* [Recorded data]:
-------

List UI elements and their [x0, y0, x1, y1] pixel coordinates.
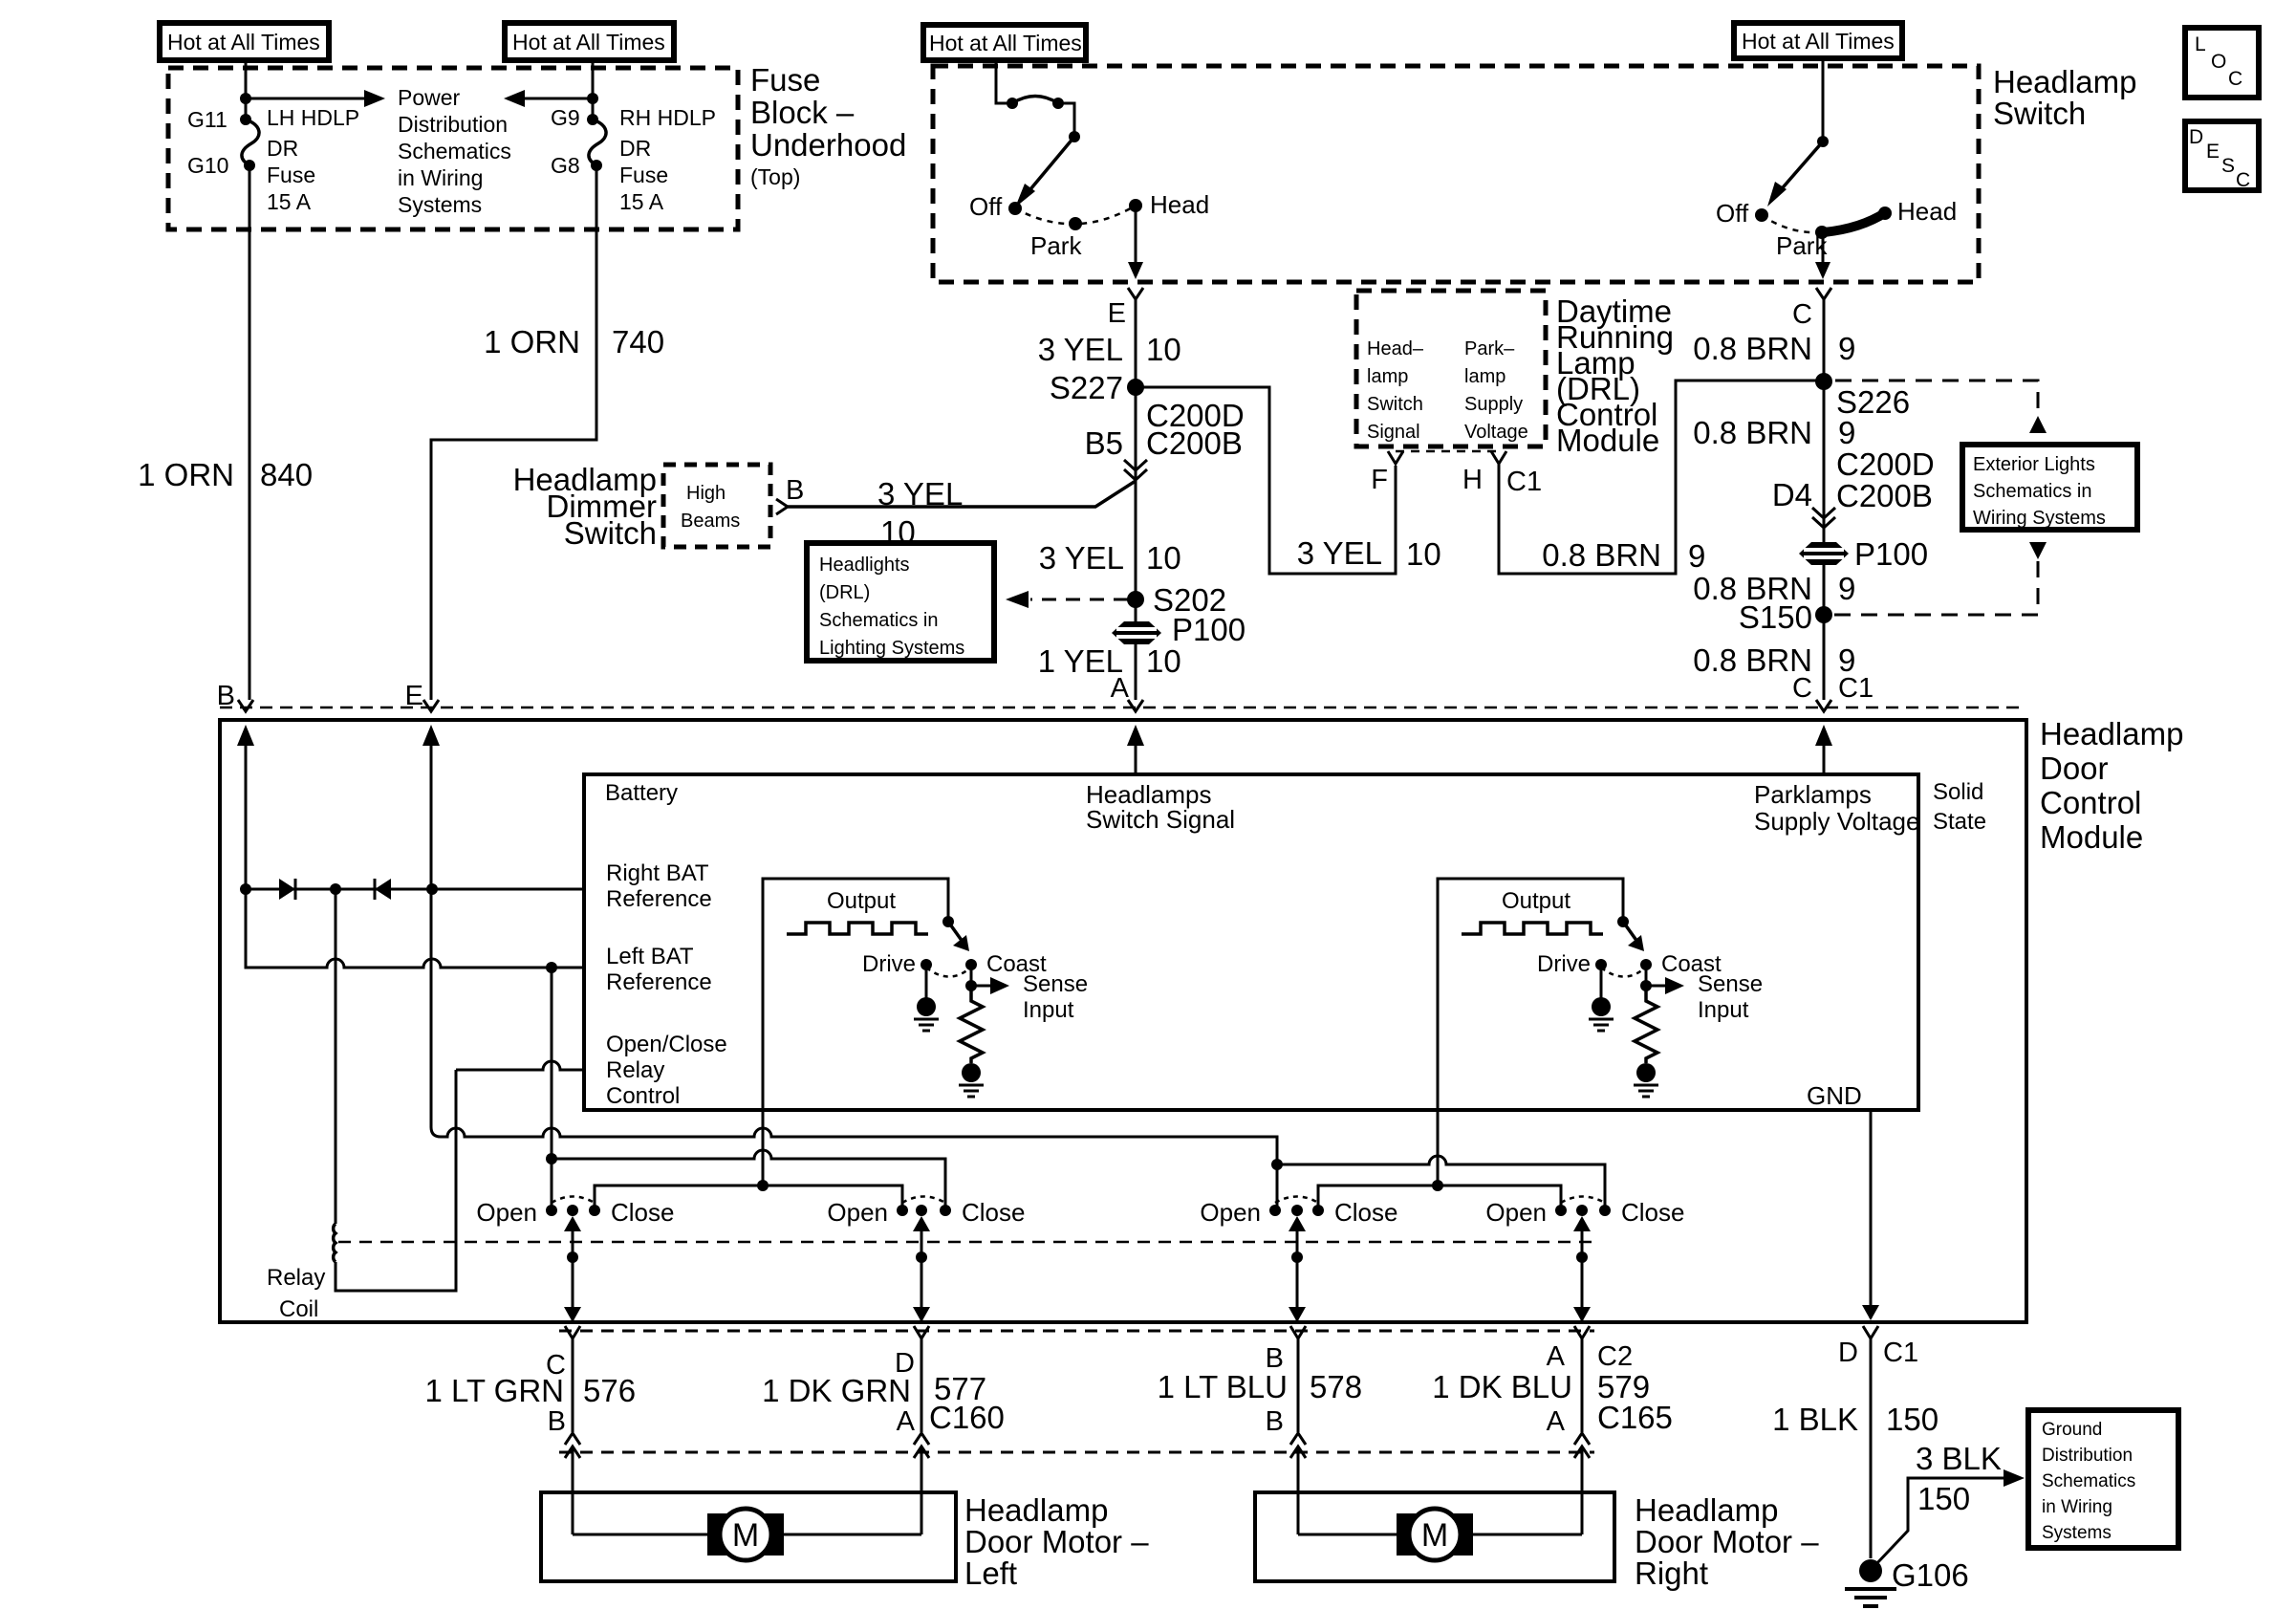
pass-through grommet P100 right — [1799, 542, 1849, 565]
svg-text:Distribution: Distribution — [398, 112, 508, 137]
svg-text:Schematics in: Schematics in — [819, 610, 939, 631]
left switch Head terminal — [1129, 199, 1142, 212]
svg-text:Relay: Relay — [267, 1265, 325, 1291]
svg-text:A: A — [1547, 1341, 1566, 1372]
wire 1 ORN 840 from fuse G10 down to module connector B — [249, 165, 251, 700]
svg-text:Park–: Park– — [1464, 338, 1515, 359]
svg-text:Supply Voltage: Supply Voltage — [1754, 807, 1919, 836]
svg-text:10: 10 — [1406, 536, 1441, 572]
label "0.8 BRN | 9" fourth — [1693, 642, 1855, 678]
diode row wire — [246, 888, 584, 891]
diode D2 — [375, 879, 391, 900]
label High Beams — [681, 483, 740, 532]
svg-text:B: B — [548, 1406, 566, 1437]
splice S150 — [1815, 606, 1832, 623]
bridge1 wire sw1-close to sw2-open — [595, 1186, 902, 1210]
label Head-lamp Switch Signal — [1367, 338, 1424, 443]
output2 wire from driver to bridge2 — [1437, 1110, 1440, 1186]
svg-text:Sense: Sense — [1023, 971, 1088, 997]
motor connector dashed line top — [559, 1330, 1594, 1333]
svg-text:Reference: Reference — [606, 886, 712, 912]
svg-text:0.8 BRN: 0.8 BRN — [1693, 331, 1812, 366]
relay contact set 4 — [1555, 1197, 1611, 1217]
label Open/Close Relay Control — [606, 1032, 727, 1109]
label "LH HDLP DR Fuse 15 A" — [267, 105, 359, 214]
wire relay control row — [456, 1061, 584, 1070]
driver2 drive contact and ground — [1589, 959, 1614, 1031]
svg-text:Supply: Supply — [1464, 394, 1523, 415]
left switch feed wire from Hot box — [996, 60, 1012, 103]
svg-text:Input: Input — [1023, 997, 1074, 1023]
svg-text:Headlamp: Headlamp — [1635, 1492, 1778, 1528]
svg-text:Distribution: Distribution — [2042, 1446, 2133, 1466]
junction dot diode row right — [426, 883, 438, 895]
svg-text:9: 9 — [1838, 331, 1855, 366]
pivot arrow wire sw1 — [564, 1216, 581, 1322]
svg-text:Solid: Solid — [1933, 779, 1983, 805]
label Headlamps Switch Signal — [1086, 780, 1235, 834]
svg-text:Right: Right — [1635, 1556, 1708, 1591]
svg-text:10: 10 — [1146, 643, 1181, 679]
wire 1 ORN 740 from fuse G8 down then left to connector E — [431, 165, 596, 700]
wire H to S226 — [1499, 381, 1824, 574]
left switch Park terminal — [1069, 217, 1082, 230]
svg-text:G8: G8 — [551, 153, 580, 178]
ground distribution reference box — [2028, 1410, 2178, 1548]
label Solid State — [1933, 779, 1986, 835]
fuse LH HDLP DR 15A — [240, 114, 259, 171]
svg-text:Open: Open — [827, 1198, 888, 1227]
svg-text:Block –: Block – — [750, 95, 855, 130]
svg-text:Output: Output — [827, 888, 896, 914]
half connector chevrons B motor — [1290, 1433, 1306, 1534]
svg-text:B: B — [1266, 1406, 1284, 1437]
junction dot diode row left — [240, 883, 251, 895]
driver2 dashed wiper arc — [1601, 968, 1643, 977]
connector fork C interface — [1816, 700, 1831, 711]
half connector chevrons A motor — [1574, 1433, 1590, 1534]
right switch Head terminal — [1878, 207, 1892, 220]
svg-text:B: B — [217, 681, 235, 711]
right motor wiring — [1298, 1534, 1582, 1536]
svg-text:C: C — [1792, 299, 1812, 330]
svg-text:10: 10 — [1146, 332, 1181, 367]
svg-text:L: L — [2195, 33, 2206, 55]
junction dot right feed — [587, 93, 598, 104]
half connector chevrons C motor — [565, 1433, 580, 1534]
left switch arc between contacts — [1012, 97, 1058, 104]
LOC box — [2185, 28, 2259, 98]
svg-text:P100: P100 — [1854, 536, 1928, 572]
svg-text:Schematics in: Schematics in — [1973, 481, 2092, 502]
driver1 resistor ground — [959, 1063, 984, 1097]
svg-text:C: C — [2228, 68, 2242, 90]
svg-text:Hot at All Times: Hot at All Times — [929, 31, 1082, 55]
label Left BAT Reference — [606, 944, 712, 995]
driver1 drive contact and ground — [914, 959, 939, 1031]
svg-text:Door Motor –: Door Motor – — [964, 1524, 1149, 1559]
label "1 ORN | 740" — [484, 324, 664, 359]
relay contact set 3 — [1269, 1197, 1324, 1217]
svg-text:Relay: Relay — [606, 1057, 664, 1083]
svg-text:Switch: Switch — [1367, 394, 1423, 415]
wire row2 from sw1-open riser to sw2 close — [552, 968, 945, 1210]
svg-text:Head: Head — [1897, 197, 1957, 226]
svg-text:Drive: Drive — [862, 951, 916, 977]
svg-text:(Top): (Top) — [750, 164, 800, 189]
svg-text:Ground: Ground — [2042, 1420, 2102, 1440]
connector fork H — [1491, 451, 1506, 464]
svg-text:15 A: 15 A — [267, 189, 312, 214]
driver1 coast contact — [965, 959, 977, 970]
driver2 sense tap — [1640, 965, 1684, 994]
svg-text:Control: Control — [606, 1083, 680, 1109]
label C200D C200B right — [1836, 446, 1935, 513]
svg-text:Wiring Systems: Wiring Systems — [1973, 508, 2106, 529]
svg-text:DR: DR — [267, 136, 298, 161]
svg-text:C165: C165 — [1597, 1400, 1673, 1435]
junction dot row2 start — [546, 1153, 557, 1164]
right switch dashed arc Off to Park — [1762, 215, 1822, 232]
dashed arrow from S202 to headlights box — [1006, 591, 1128, 608]
driver2 wiper arrow — [1623, 922, 1644, 951]
svg-text:G106: G106 — [1892, 1557, 1969, 1593]
svg-text:RH HDLP: RH HDLP — [619, 105, 716, 130]
driver1 square wave — [787, 923, 928, 934]
svg-text:Drive: Drive — [1537, 951, 1591, 977]
svg-text:Headlamp: Headlamp — [1993, 64, 2136, 99]
svg-text:Reference: Reference — [606, 969, 712, 995]
right switch pivot dot — [1817, 136, 1829, 147]
wire 3 BLK 150 branch to ground distribution — [1874, 1469, 2025, 1566]
DRL control module dashed box — [1356, 291, 1546, 446]
connector fork D motor — [914, 1326, 929, 1432]
label box "Hot at All Times" left — [160, 23, 329, 60]
label "0.8 BRN | 9" at H — [1542, 537, 1705, 574]
driver1 resistor — [960, 986, 983, 1063]
right motor box — [1255, 1492, 1614, 1581]
svg-text:A: A — [1111, 673, 1130, 704]
driver2 resistor — [1635, 986, 1657, 1063]
svg-text:LH HDLP: LH HDLP — [267, 105, 359, 130]
svg-text:Parklamps: Parklamps — [1754, 780, 1872, 809]
right switch Park terminal — [1815, 226, 1829, 239]
svg-text:in Wiring: in Wiring — [398, 165, 483, 190]
label Park-lamp Supply Voltage — [1464, 338, 1528, 443]
svg-text:DR: DR — [619, 136, 651, 161]
svg-text:578: 578 — [1310, 1369, 1362, 1404]
label "Headlights (DRL) Schematics in Lighting Systems" — [819, 555, 964, 659]
connector fork E at switch output — [1128, 288, 1143, 700]
svg-text:Lighting Systems: Lighting Systems — [819, 638, 964, 659]
svg-text:Beams: Beams — [681, 511, 740, 532]
svg-text:Off: Off — [969, 192, 1003, 221]
wire branch S227 to DRL F — [1136, 387, 1396, 574]
headlamp switch dashed box — [933, 66, 1979, 282]
svg-text:Door Motor –: Door Motor – — [1635, 1524, 1819, 1559]
svg-text:B: B — [786, 475, 804, 506]
svg-text:Control: Control — [2040, 785, 2141, 820]
svg-text:D: D — [1838, 1338, 1858, 1368]
pivot arrow wire sw4 — [1573, 1216, 1591, 1322]
junction dot row2b start — [1271, 1159, 1283, 1170]
ground G106 — [1845, 1559, 1896, 1606]
svg-text:1 ORN: 1 ORN — [484, 324, 580, 359]
diode D1 — [279, 879, 295, 900]
svg-text:Coil: Coil — [279, 1296, 318, 1322]
svg-text:3 YEL: 3 YEL — [1038, 332, 1123, 367]
svg-text:C1: C1 — [1883, 1338, 1918, 1368]
svg-text:3 YEL: 3 YEL — [1297, 535, 1382, 571]
svg-text:C160: C160 — [929, 1400, 1005, 1435]
in-line connector chevrons C200 left — [1124, 460, 1147, 480]
label "Power Distribution Schematics in Wiring Systems" — [398, 85, 511, 217]
right switch closed contact thick arc Park to Head — [1824, 212, 1886, 232]
label "1 YEL | 10" — [1038, 643, 1181, 679]
label Relay Coil — [267, 1265, 325, 1322]
svg-text:1 DK BLU: 1 DK BLU — [1432, 1369, 1572, 1404]
label box "Hot at All Times" fourth — [1734, 23, 1902, 58]
output1 wire from driver to bridge1 — [762, 1110, 765, 1186]
label "3 YEL | 10" at F — [1297, 535, 1441, 572]
svg-text:Open: Open — [1200, 1198, 1261, 1227]
svg-text:Sense: Sense — [1698, 971, 1763, 997]
driver1 wiper arrow — [948, 922, 969, 951]
wire Park down to box edge with arrow — [1815, 232, 1830, 279]
svg-text:0.8 BRN: 0.8 BRN — [1693, 415, 1812, 450]
svg-text:576: 576 — [583, 1373, 636, 1408]
svg-text:Exterior Lights: Exterior Lights — [1973, 454, 2095, 475]
connector fork C motor — [565, 1326, 580, 1432]
svg-text:Park: Park — [1030, 231, 1082, 260]
svg-text:Close: Close — [611, 1198, 674, 1227]
svg-text:Output: Output — [1502, 888, 1570, 914]
label box "Hot at All Times" second — [505, 23, 674, 60]
svg-text:(DRL): (DRL) — [819, 582, 870, 603]
label "1 DK BLU | 579" — [1432, 1369, 1650, 1404]
relay contact set 1 — [546, 1197, 600, 1217]
label "1 LT GRN | 576" — [425, 1373, 637, 1408]
svg-text:1 LT BLU: 1 LT BLU — [1158, 1369, 1288, 1404]
svg-text:1 BLK: 1 BLK — [1772, 1402, 1858, 1437]
svg-text:Park: Park — [1776, 231, 1828, 260]
connector fork F — [1388, 451, 1403, 464]
svg-text:Off: Off — [1716, 199, 1749, 228]
splice S226 — [1815, 373, 1832, 390]
svg-text:M: M — [732, 1517, 759, 1554]
svg-text:Open: Open — [1485, 1198, 1547, 1227]
dashed reference from exterior lights box to S150 — [1832, 561, 2038, 615]
solid state inner box — [584, 774, 1918, 1110]
connector fork B at dimmer output — [776, 499, 788, 514]
driver2 output frame — [1438, 879, 1623, 1110]
connector fork B motor right — [1290, 1326, 1306, 1432]
svg-text:Head–: Head– — [1367, 338, 1424, 359]
svg-text:1 LT GRN: 1 LT GRN — [425, 1373, 565, 1408]
svg-text:O: O — [2211, 51, 2226, 73]
interface dashed line above module — [220, 707, 2025, 709]
svg-text:G10: G10 — [187, 153, 228, 178]
label "0.8 BRN | 9" second — [1693, 415, 1855, 450]
label Sense Input driver1 — [1023, 971, 1088, 1023]
arrowhead down from exterior lights — [2029, 542, 2047, 559]
label "Headlamp Door Motor - Right" — [1635, 1492, 1819, 1591]
svg-text:E: E — [2206, 141, 2220, 163]
connector fork A motor right — [1574, 1326, 1590, 1432]
arrow to Power Distribution (left pointing) — [504, 90, 593, 107]
left switch contact dot 1 — [1007, 98, 1018, 109]
fuse RH HDLP DR 15A — [587, 114, 606, 171]
svg-text:C200B: C200B — [1836, 478, 1933, 513]
splice S227 — [1127, 379, 1144, 396]
svg-text:D: D — [2189, 126, 2203, 148]
svg-text:Switch: Switch — [1993, 96, 2086, 131]
label "1 LT BLU | 578" — [1158, 1369, 1362, 1404]
svg-text:A: A — [1547, 1406, 1566, 1437]
driver2 square wave — [1462, 923, 1603, 934]
left switch dashed position arc — [1015, 206, 1136, 224]
label "Headlamp Dimmer Switch" — [513, 462, 657, 551]
wire E into module with arrow — [422, 725, 440, 889]
label "Headlamp Door Motor - Left" — [964, 1492, 1149, 1591]
connector fork C at right switch output — [1816, 288, 1831, 700]
label box "Hot at All Times" third — [923, 25, 1086, 60]
svg-text:Voltage: Voltage — [1464, 422, 1528, 443]
svg-text:150: 150 — [1917, 1481, 1970, 1516]
svg-text:Input: Input — [1698, 997, 1749, 1023]
label "1 DK GRN | 577" — [762, 1371, 986, 1408]
svg-text:1 ORN: 1 ORN — [138, 457, 234, 492]
svg-text:Fuse: Fuse — [619, 163, 668, 187]
svg-text:Close: Close — [1621, 1198, 1684, 1227]
svg-text:C200D: C200D — [1836, 446, 1935, 482]
svg-text:Left BAT: Left BAT — [606, 944, 694, 969]
svg-text:Close: Close — [962, 1198, 1025, 1227]
svg-text:Close: Close — [1334, 1198, 1397, 1227]
junction dot bridge1 — [757, 1180, 769, 1191]
svg-text:in Wiring: in Wiring — [2042, 1497, 2112, 1517]
label "Headlamp Switch" — [1993, 64, 2136, 131]
motor connector dashed line bottom — [559, 1451, 1594, 1454]
svg-text:Underhood: Underhood — [750, 127, 906, 163]
svg-text:S150: S150 — [1739, 599, 1812, 635]
svg-text:Fuse: Fuse — [267, 163, 315, 187]
svg-text:C1: C1 — [1838, 673, 1874, 704]
svg-text:840: 840 — [260, 457, 313, 492]
svg-text:Open: Open — [476, 1198, 537, 1227]
bridge2 wire sw3-close to sw4-open — [1318, 1186, 1561, 1210]
left switch wiper arrow to Off — [1015, 137, 1074, 207]
junction dot bridge2 — [1432, 1180, 1443, 1191]
label "Exterior Lights Schematics in Wiring Systems" — [1973, 454, 2106, 529]
label "1 ORN | 840" — [138, 457, 313, 492]
svg-text:150: 150 — [1886, 1402, 1939, 1437]
svg-text:E: E — [1108, 298, 1126, 329]
driver1 switch dot — [942, 916, 954, 927]
svg-text:15 A: 15 A — [619, 189, 664, 214]
svg-text:Headlamp: Headlamp — [964, 1492, 1108, 1528]
svg-text:GND: GND — [1807, 1081, 1862, 1110]
svg-text:Switch: Switch — [564, 515, 657, 551]
dashed link between F and H forks — [1396, 450, 1499, 453]
relay contact set 2 — [897, 1197, 951, 1217]
svg-text:H: H — [1462, 465, 1483, 495]
label "3 YEL | 10" lower riser — [1039, 540, 1181, 576]
svg-text:Systems: Systems — [2042, 1523, 2112, 1543]
left switch pivot dot — [1069, 131, 1080, 142]
svg-text:Headlights: Headlights — [819, 555, 910, 576]
svg-text:B5: B5 — [1085, 425, 1123, 461]
label "Daytime Running Lamp (DRL) Control Module" — [1556, 294, 1674, 458]
junction dot left BAT row — [546, 962, 557, 973]
svg-text:lamp: lamp — [1464, 366, 1505, 387]
svg-text:C1: C1 — [1506, 467, 1542, 497]
fuse block underhood dashed box — [168, 68, 738, 229]
driver2 resistor ground — [1634, 1063, 1658, 1097]
svg-text:Fuse: Fuse — [750, 62, 820, 98]
label "3 YEL | 10" upper — [1038, 332, 1181, 367]
in-line connector chevrons C200 right — [1812, 508, 1835, 528]
svg-text:Hot at All Times: Hot at All Times — [167, 30, 320, 54]
right switch wiper arrow to Off — [1767, 141, 1823, 207]
wire Head down to box edge with arrow — [1128, 206, 1143, 279]
svg-text:Head: Head — [1150, 190, 1209, 219]
svg-text:C200B: C200B — [1146, 425, 1243, 461]
junction dot diode row mid — [330, 883, 341, 895]
svg-text:Left: Left — [964, 1556, 1017, 1591]
headlamp door control module box — [220, 720, 2026, 1322]
dashed reference from S226 to exterior lights box — [1835, 381, 2038, 414]
driver1 dashed wiper arc — [926, 968, 968, 977]
connector fork B interface — [238, 700, 253, 711]
svg-text:E: E — [405, 681, 423, 711]
svg-text:0.8 BRN: 0.8 BRN — [1542, 537, 1661, 573]
svg-text:Switch Signal: Switch Signal — [1086, 805, 1235, 834]
svg-text:G9: G9 — [551, 105, 580, 130]
svg-text:lamp: lamp — [1367, 366, 1408, 387]
wire from second Hot box to fuse G9 — [592, 60, 595, 120]
left switch contact dot 2 — [1052, 98, 1064, 109]
wire C into module with arrow — [1815, 725, 1832, 774]
svg-text:9: 9 — [1688, 538, 1705, 574]
svg-text:M: M — [1421, 1517, 1448, 1554]
svg-text:Signal: Signal — [1367, 422, 1420, 443]
right motor symbol — [1397, 1509, 1473, 1560]
wire row2b to sw4 close — [1277, 1156, 1605, 1210]
svg-text:Module: Module — [2040, 819, 2143, 855]
driver1 sense tap — [965, 965, 1009, 994]
svg-text:Door: Door — [2040, 751, 2109, 786]
svg-text:D4: D4 — [1772, 477, 1812, 512]
right switch Off terminal — [1755, 208, 1768, 222]
svg-text:Schematics: Schematics — [398, 139, 511, 163]
svg-text:Power: Power — [398, 85, 461, 110]
relay coil branch wire — [336, 889, 456, 1291]
label "RH HDLP DR Fuse 15 A" — [619, 105, 716, 214]
pass-through grommet P100 center — [1112, 621, 1161, 644]
svg-text:9: 9 — [1838, 571, 1855, 606]
wire left BAT reference row — [246, 889, 584, 968]
svg-text:C2: C2 — [1597, 1341, 1633, 1372]
svg-text:P100: P100 — [1172, 612, 1245, 647]
label "Ground Distribution Schematics in Wiring Systems" — [2042, 1420, 2135, 1543]
exterior lights reference box — [1962, 445, 2137, 530]
headlights DRL reference box — [807, 543, 994, 661]
svg-text:Systems: Systems — [398, 192, 482, 217]
wire A into module with arrow — [1127, 725, 1144, 774]
left motor symbol — [707, 1509, 784, 1560]
svg-text:Module: Module — [1556, 423, 1659, 458]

-------

Swap "grommet" for "bushing" in the data from the line with "pass-through grommet P100 right" up to and including the line with "svg-text:10: 10 — [1406, 536, 1441, 572]", leaving everything else unchanged. Give only those lines.

* [Full solution]:
pass-through bushing P100 right — [1799, 542, 1849, 565]
svg-text:Distribution: Distribution — [398, 112, 508, 137]
svg-text:Schematics in: Schematics in — [819, 610, 939, 631]
left switch Head terminal — [1129, 199, 1142, 212]
svg-text:Relay: Relay — [267, 1265, 325, 1291]
svg-text:A: A — [1547, 1341, 1566, 1372]
wire 1 ORN 840 from fuse G10 down to module connector B — [249, 165, 251, 700]
svg-text:Park–: Park– — [1464, 338, 1515, 359]
svg-text:Supply Voltage: Supply Voltage — [1754, 807, 1919, 836]
svg-text:10: 10 — [1406, 536, 1441, 572]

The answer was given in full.